[Collected data entries]
________

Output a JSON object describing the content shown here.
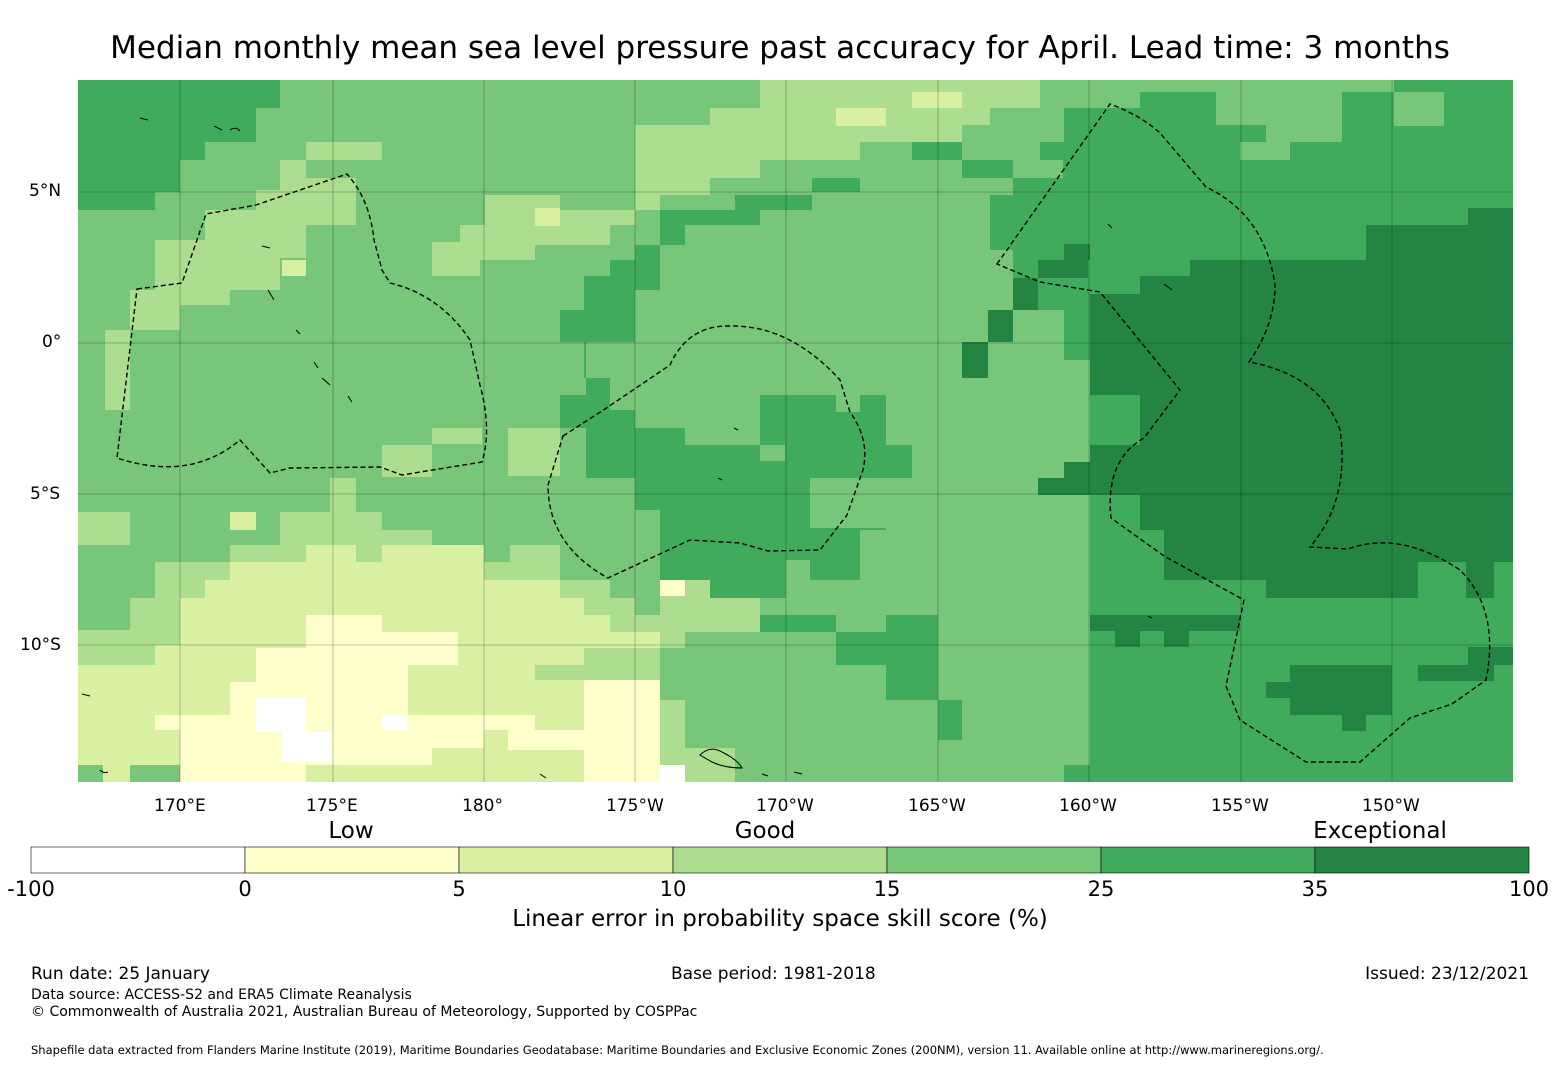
{
  "title": "Median monthly mean sea level pressure past accuracy for April. Lead time: 3 months",
  "map": {
    "lon_ticks": [
      "170°E",
      "175°E",
      "180°",
      "175°W",
      "170°W",
      "165°W",
      "160°W",
      "155°W",
      "150°W"
    ],
    "lat_ticks": [
      "5°N",
      "0°",
      "5°S",
      "10°S"
    ],
    "colors": [
      "#ffffff",
      "#ffffcc",
      "#d9f0a3",
      "#addd8e",
      "#78c679",
      "#41ab5d",
      "#238443"
    ]
  },
  "legend": {
    "categories": [
      "Low",
      "Good",
      "Exceptional"
    ],
    "ticks": [
      "-100",
      "0",
      "5",
      "10",
      "15",
      "25",
      "35",
      "100"
    ],
    "label": "Linear error in probability space skill score (%)"
  },
  "footer": {
    "run_date": "Run date: 25 January",
    "base_period": "Base period: 1981-2018",
    "issued": "Issued: 23/12/2021",
    "data_source": "Data source: ACCESS-S2 and ERA5 Climate Reanalysis",
    "copyright": "© Commonwealth of Australia 2021, Australian Bureau of Meteorology, Supported by COSPPac",
    "shapefile": "Shapefile data extracted from Flanders Marine Institute (2019), Maritime Boundaries Geodatabase: Maritime Boundaries and Exclusive Economic Zones (200NM), version 11. Available online at http://www.marineregions.org/."
  }
}
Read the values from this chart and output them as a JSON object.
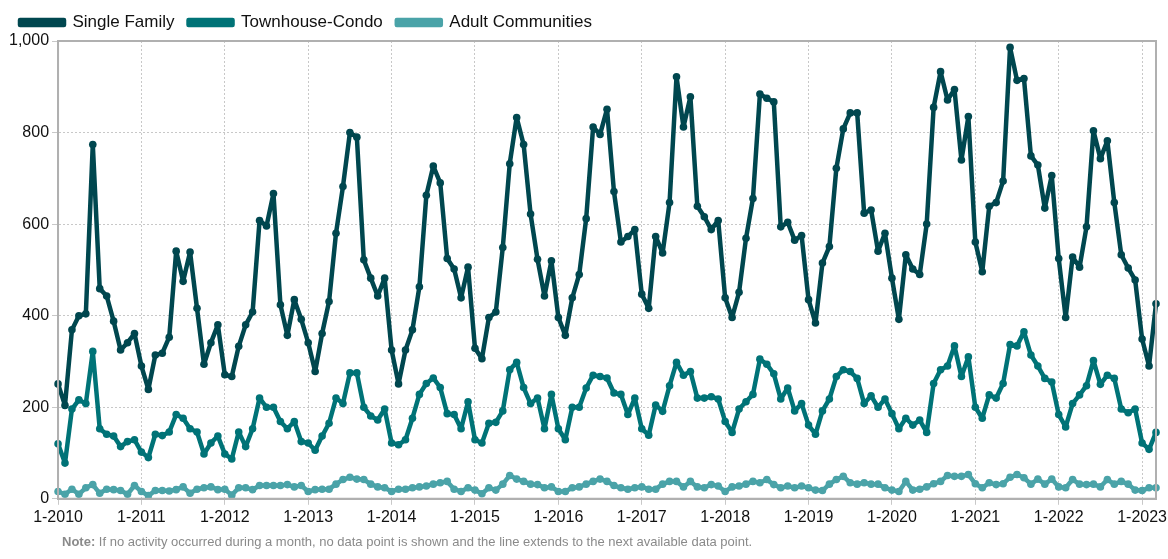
{
  "chart_data": {
    "type": "line",
    "categories": [
      "1-2010",
      null,
      null,
      null,
      null,
      null,
      null,
      null,
      null,
      null,
      null,
      null,
      "1-2011",
      null,
      null,
      null,
      null,
      null,
      null,
      null,
      null,
      null,
      null,
      null,
      "1-2012",
      null,
      null,
      null,
      null,
      null,
      null,
      null,
      null,
      null,
      null,
      null,
      "1-2013",
      null,
      null,
      null,
      null,
      null,
      null,
      null,
      null,
      null,
      null,
      null,
      "1-2014",
      null,
      null,
      null,
      null,
      null,
      null,
      null,
      null,
      null,
      null,
      null,
      "1-2015",
      null,
      null,
      null,
      null,
      null,
      null,
      null,
      null,
      null,
      null,
      null,
      "1-2016",
      null,
      null,
      null,
      null,
      null,
      null,
      null,
      null,
      null,
      null,
      null,
      "1-2017",
      null,
      null,
      null,
      null,
      null,
      null,
      null,
      null,
      null,
      null,
      null,
      "1-2018",
      null,
      null,
      null,
      null,
      null,
      null,
      null,
      null,
      null,
      null,
      null,
      "1-2019",
      null,
      null,
      null,
      null,
      null,
      null,
      null,
      null,
      null,
      null,
      null,
      "1-2020",
      null,
      null,
      null,
      null,
      null,
      null,
      null,
      null,
      null,
      null,
      null,
      "1-2021",
      null,
      null,
      null,
      null,
      null,
      null,
      null,
      null,
      null,
      null,
      null,
      "1-2022",
      null,
      null,
      null,
      null,
      null,
      null,
      null,
      null,
      null,
      null,
      null,
      "1-2023",
      null,
      null
    ],
    "series": [
      {
        "name": "Single Family",
        "color": "#00474f",
        "values": [
          251,
          204,
          369,
          400,
          404,
          774,
          459,
          443,
          388,
          325,
          341,
          361,
          290,
          239,
          314,
          318,
          353,
          541,
          475,
          539,
          416,
          294,
          341,
          380,
          271,
          267,
          333,
          380,
          408,
          608,
          596,
          667,
          424,
          357,
          435,
          392,
          341,
          278,
          361,
          431,
          580,
          682,
          800,
          790,
          522,
          482,
          443,
          482,
          325,
          251,
          325,
          369,
          463,
          663,
          727,
          690,
          525,
          502,
          439,
          506,
          329,
          306,
          396,
          408,
          549,
          732,
          833,
          774,
          622,
          523,
          443,
          520,
          396,
          357,
          439,
          490,
          612,
          812,
          796,
          851,
          671,
          561,
          573,
          588,
          447,
          416,
          573,
          537,
          647,
          922,
          812,
          878,
          639,
          616,
          588,
          608,
          439,
          396,
          451,
          569,
          656,
          884,
          875,
          867,
          594,
          604,
          565,
          575,
          435,
          384,
          515,
          551,
          722,
          808,
          843,
          843,
          624,
          631,
          541,
          580,
          482,
          392,
          533,
          502,
          490,
          600,
          855,
          933,
          871,
          894,
          740,
          835,
          561,
          496,
          639,
          647,
          694,
          986,
          914,
          918,
          749,
          729,
          635,
          706,
          525,
          396,
          528,
          506,
          594,
          804,
          743,
          782,
          647,
          533,
          504,
          478,
          349,
          290,
          426
        ]
      },
      {
        "name": "Townhouse-Condo",
        "color": "#007377",
        "values": [
          120,
          78,
          196,
          216,
          208,
          322,
          153,
          141,
          137,
          114,
          125,
          129,
          102,
          90,
          141,
          138,
          146,
          184,
          176,
          153,
          146,
          98,
          122,
          137,
          98,
          87,
          146,
          114,
          153,
          220,
          200,
          200,
          169,
          153,
          169,
          125,
          122,
          106,
          137,
          165,
          220,
          208,
          275,
          275,
          200,
          181,
          172,
          196,
          122,
          118,
          129,
          176,
          228,
          252,
          264,
          243,
          186,
          184,
          153,
          212,
          129,
          122,
          165,
          167,
          192,
          282,
          298,
          243,
          208,
          220,
          153,
          228,
          153,
          129,
          200,
          200,
          242,
          270,
          267,
          264,
          231,
          228,
          184,
          220,
          153,
          139,
          205,
          191,
          247,
          298,
          270,
          278,
          220,
          220,
          223,
          218,
          169,
          145,
          196,
          212,
          228,
          305,
          294,
          273,
          218,
          242,
          192,
          208,
          161,
          141,
          192,
          218,
          267,
          282,
          278,
          263,
          208,
          225,
          200,
          218,
          186,
          153,
          176,
          161,
          172,
          145,
          252,
          282,
          290,
          334,
          267,
          310,
          200,
          176,
          227,
          220,
          252,
          337,
          334,
          365,
          314,
          290,
          263,
          255,
          184,
          157,
          208,
          227,
          247,
          302,
          250,
          270,
          263,
          196,
          188,
          196,
          122,
          108,
          145
        ]
      },
      {
        "name": "Adult Communities",
        "color": "#4aa3a8",
        "values": [
          16,
          10,
          21,
          10,
          24,
          31,
          12,
          21,
          20,
          18,
          10,
          29,
          16,
          7,
          18,
          18,
          17,
          20,
          26,
          12,
          21,
          24,
          26,
          20,
          21,
          8,
          24,
          24,
          20,
          29,
          29,
          29,
          29,
          31,
          26,
          29,
          16,
          20,
          21,
          21,
          32,
          42,
          47,
          43,
          42,
          32,
          26,
          24,
          16,
          21,
          21,
          24,
          26,
          28,
          32,
          35,
          38,
          21,
          16,
          24,
          19,
          11,
          24,
          19,
          32,
          51,
          43,
          38,
          32,
          31,
          24,
          26,
          16,
          16,
          24,
          26,
          32,
          38,
          43,
          38,
          29,
          24,
          21,
          24,
          26,
          21,
          21,
          32,
          38,
          38,
          26,
          38,
          26,
          24,
          31,
          28,
          16,
          26,
          28,
          32,
          38,
          35,
          42,
          31,
          24,
          28,
          24,
          28,
          24,
          19,
          18,
          32,
          42,
          49,
          35,
          32,
          35,
          32,
          32,
          24,
          19,
          16,
          38,
          19,
          21,
          26,
          33,
          38,
          51,
          49,
          49,
          53,
          33,
          24,
          35,
          31,
          33,
          47,
          53,
          46,
          32,
          43,
          32,
          43,
          26,
          24,
          42,
          32,
          31,
          32,
          26,
          42,
          32,
          38,
          32,
          19,
          18,
          24,
          24
        ]
      }
    ],
    "ylim": [
      0,
      1000
    ],
    "yticks": [
      0,
      200,
      400,
      600,
      800,
      {
        "value": 1000,
        "label": "1,000"
      }
    ],
    "grid": true,
    "legend": "top left",
    "marker": "circle",
    "line_style": "solid",
    "annotations": [
      "Note: If no activity occurred during a month, no data point is shown and the line extends to the next available data point."
    ]
  }
}
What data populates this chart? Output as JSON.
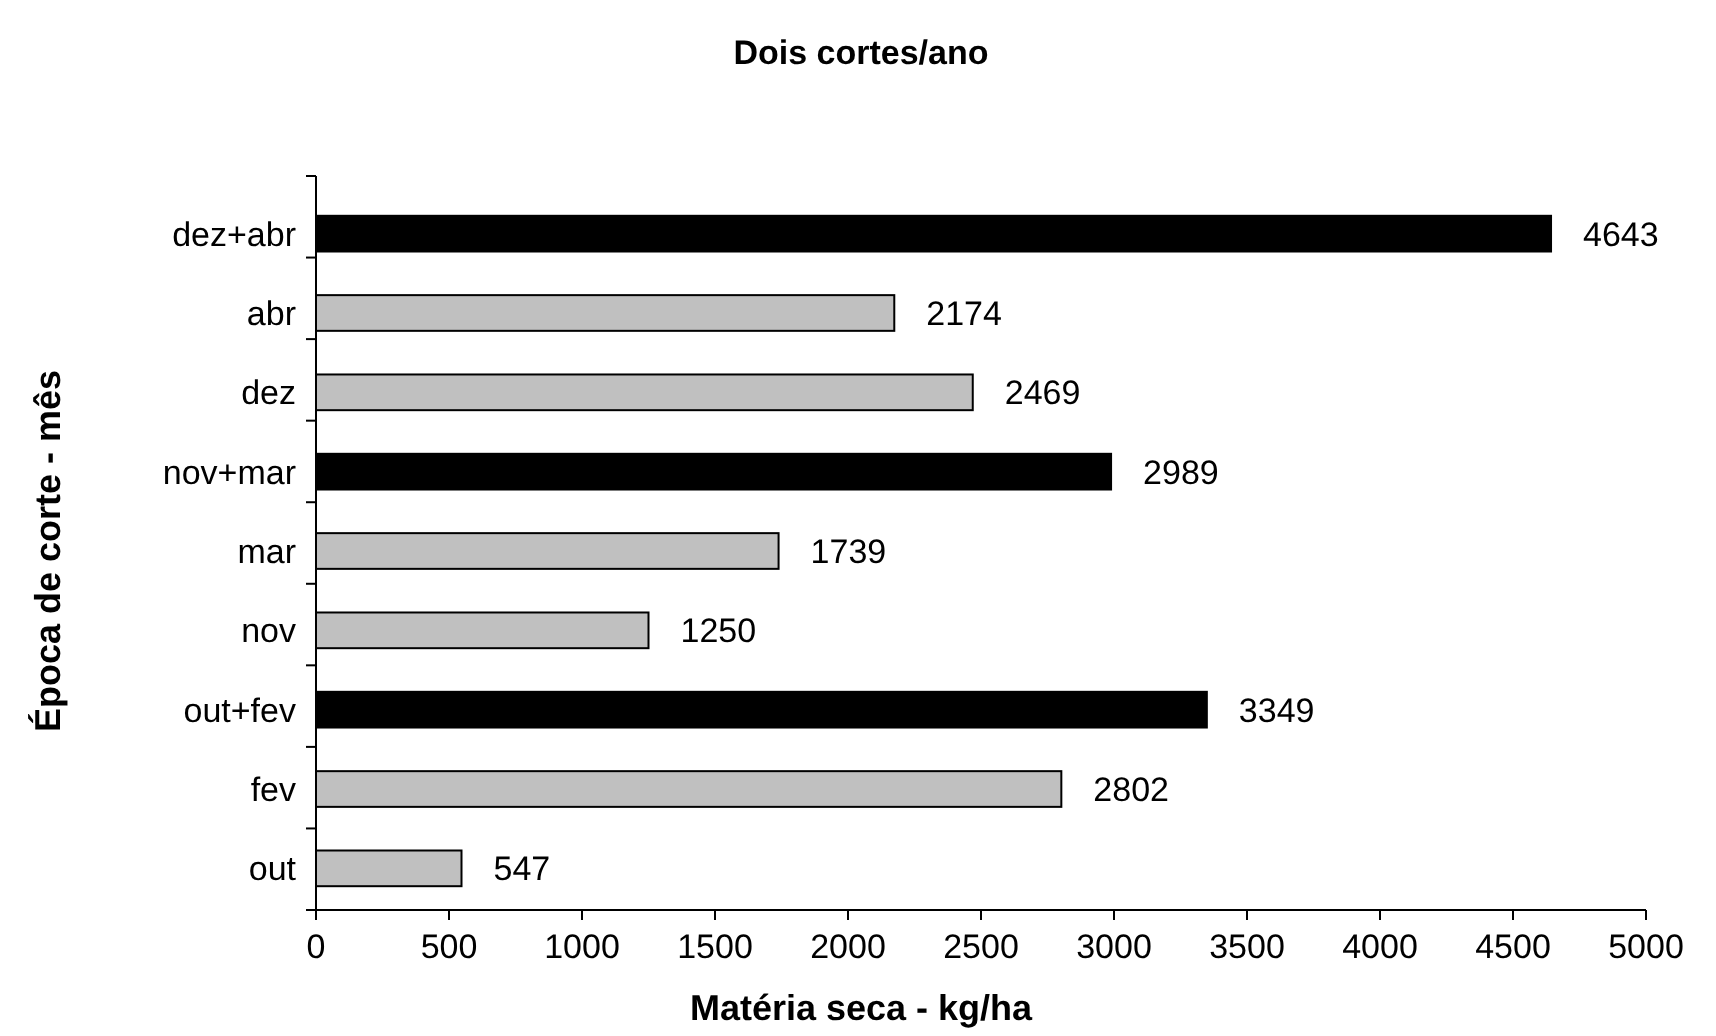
{
  "chart_data": {
    "type": "bar",
    "orientation": "horizontal",
    "title": "Dois cortes/ano",
    "xlabel": "Matéria seca - kg/ha",
    "ylabel": "Época de corte - mês",
    "categories": [
      "dez+abr",
      "abr",
      "dez",
      "nov+mar",
      "mar",
      "nov",
      "out+fev",
      "fev",
      "out"
    ],
    "values": [
      4643,
      2174,
      2469,
      2989,
      1739,
      1250,
      3349,
      2802,
      547
    ],
    "colors": [
      "#000000",
      "#c0c0c0",
      "#c0c0c0",
      "#000000",
      "#c0c0c0",
      "#c0c0c0",
      "#000000",
      "#c0c0c0",
      "#c0c0c0"
    ],
    "xlim": [
      0,
      5000
    ],
    "xticks": [
      0,
      500,
      1000,
      1500,
      2000,
      2500,
      3000,
      3500,
      4000,
      4500,
      5000
    ],
    "data_labels": true,
    "grid": false
  }
}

________

Of the lines above, how many contain the word "this"? Provide the number and nothing else.

2